Skip to contents

Compute the weighted mean of a single numeric variable in a survey design, with optional grouping, uncertainty quantification, and metadata-driven labelling.

Usage

get_means(
  design,
  x,
  group = NULL,
  variance = "ci",
  conf_level = 0.95,
  n_weighted = FALSE,
  decimals = NULL,
  min_cell_n = 30L,
  na.rm = TRUE,
  label_values = TRUE,
  label_vars = TRUE,
  name_style = "surveycore"
)

Arguments

design

A survey design object: survey_taylor, survey_replicate, survey_twophase, survey_srs, or survey_calibrated.

x

<tidy-select> A single unquoted numeric variable name. Must resolve to exactly one numeric column.

group

<tidy-select> Optional grouping variable(s). Combined with any grouping set by group_by(). Default NULL.

variance

NULL or a character vector of one or more of "se", "ci", "var", "cv", "moe", "deff". Controls which uncertainty columns appear in the output. Default "ci".

conf_level

Numeric scalar in (0, 1). Confidence level for intervals. Default 0.95.
=======
■ Exercise A: Extract every line of the entries that contains the string "city".
The reference page and the entries are separate, unrelated material.
=======
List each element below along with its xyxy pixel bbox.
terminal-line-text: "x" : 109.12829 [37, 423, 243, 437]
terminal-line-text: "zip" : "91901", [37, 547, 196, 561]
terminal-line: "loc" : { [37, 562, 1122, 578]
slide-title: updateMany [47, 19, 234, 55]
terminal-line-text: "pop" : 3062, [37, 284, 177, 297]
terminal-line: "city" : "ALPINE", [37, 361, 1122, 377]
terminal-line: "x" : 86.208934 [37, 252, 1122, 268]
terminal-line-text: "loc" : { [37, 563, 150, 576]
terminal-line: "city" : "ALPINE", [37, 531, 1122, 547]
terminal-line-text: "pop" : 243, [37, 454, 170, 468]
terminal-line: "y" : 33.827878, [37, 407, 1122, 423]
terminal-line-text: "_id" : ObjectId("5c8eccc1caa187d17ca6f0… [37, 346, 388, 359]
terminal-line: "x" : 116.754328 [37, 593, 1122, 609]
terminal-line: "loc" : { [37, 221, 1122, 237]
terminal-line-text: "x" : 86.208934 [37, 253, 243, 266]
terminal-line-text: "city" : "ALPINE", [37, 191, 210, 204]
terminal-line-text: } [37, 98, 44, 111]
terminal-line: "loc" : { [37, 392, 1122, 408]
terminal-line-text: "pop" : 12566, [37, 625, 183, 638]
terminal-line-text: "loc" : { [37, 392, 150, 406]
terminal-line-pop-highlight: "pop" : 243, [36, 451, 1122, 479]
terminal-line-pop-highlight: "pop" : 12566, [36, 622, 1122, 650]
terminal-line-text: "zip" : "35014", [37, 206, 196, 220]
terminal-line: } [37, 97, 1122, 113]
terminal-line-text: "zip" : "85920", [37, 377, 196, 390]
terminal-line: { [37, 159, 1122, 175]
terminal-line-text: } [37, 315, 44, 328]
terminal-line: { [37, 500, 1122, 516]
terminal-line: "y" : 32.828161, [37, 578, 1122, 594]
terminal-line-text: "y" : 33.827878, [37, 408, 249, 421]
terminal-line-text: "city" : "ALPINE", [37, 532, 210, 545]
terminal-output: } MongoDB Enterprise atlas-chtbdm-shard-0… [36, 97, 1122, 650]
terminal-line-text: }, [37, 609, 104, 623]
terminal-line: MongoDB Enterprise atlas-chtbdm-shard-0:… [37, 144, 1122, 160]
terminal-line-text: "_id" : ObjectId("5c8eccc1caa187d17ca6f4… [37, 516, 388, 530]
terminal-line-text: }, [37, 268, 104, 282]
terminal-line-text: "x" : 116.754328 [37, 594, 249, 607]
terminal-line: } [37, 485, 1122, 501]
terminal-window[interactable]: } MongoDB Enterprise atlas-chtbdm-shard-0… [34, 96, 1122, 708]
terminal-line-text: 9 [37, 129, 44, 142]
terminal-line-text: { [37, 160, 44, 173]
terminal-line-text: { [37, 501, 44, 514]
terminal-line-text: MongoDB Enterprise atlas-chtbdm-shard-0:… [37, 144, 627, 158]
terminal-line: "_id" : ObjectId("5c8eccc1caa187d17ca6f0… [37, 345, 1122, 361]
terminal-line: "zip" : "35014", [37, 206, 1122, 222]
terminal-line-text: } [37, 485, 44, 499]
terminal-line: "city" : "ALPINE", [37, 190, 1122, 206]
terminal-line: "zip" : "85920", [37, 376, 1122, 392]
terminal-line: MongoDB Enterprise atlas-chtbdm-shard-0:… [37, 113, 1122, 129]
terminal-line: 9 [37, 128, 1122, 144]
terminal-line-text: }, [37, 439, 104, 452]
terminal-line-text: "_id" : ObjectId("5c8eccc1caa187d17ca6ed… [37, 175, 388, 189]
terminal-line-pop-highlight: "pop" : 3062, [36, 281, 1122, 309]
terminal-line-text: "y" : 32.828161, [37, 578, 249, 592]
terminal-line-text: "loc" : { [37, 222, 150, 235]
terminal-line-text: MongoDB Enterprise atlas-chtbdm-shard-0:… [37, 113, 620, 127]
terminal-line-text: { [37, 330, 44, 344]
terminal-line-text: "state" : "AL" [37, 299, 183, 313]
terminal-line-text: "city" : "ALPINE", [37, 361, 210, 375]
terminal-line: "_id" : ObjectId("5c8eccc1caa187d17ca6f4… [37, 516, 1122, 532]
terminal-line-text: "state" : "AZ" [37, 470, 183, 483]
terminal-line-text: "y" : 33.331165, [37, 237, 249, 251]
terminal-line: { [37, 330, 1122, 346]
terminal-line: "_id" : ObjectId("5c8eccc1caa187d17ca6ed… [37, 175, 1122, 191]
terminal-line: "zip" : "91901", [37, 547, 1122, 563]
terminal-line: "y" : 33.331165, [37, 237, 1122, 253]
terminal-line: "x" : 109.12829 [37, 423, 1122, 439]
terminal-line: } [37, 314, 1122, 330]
=======
■ Exercise B: Translate into Spanish this sentence from the reference page: "Controls which uncertainty columns appear in the output."

■ Exercise output A:
terminal-line: "city" : "ALPINE", [37, 361, 1122, 377]
terminal-line: "city" : "ALPINE", [37, 531, 1122, 547]
terminal-line-text: "city" : "ALPINE", [37, 191, 210, 204]
terminal-line-text: "city" : "ALPINE", [37, 532, 210, 545]
terminal-line: "city" : "ALPINE", [37, 190, 1122, 206]
terminal-line-text: "city" : "ALPINE", [37, 361, 210, 375]

■ Exercise output B: Controla qué columnas de incertidumbre aparecen en la salida.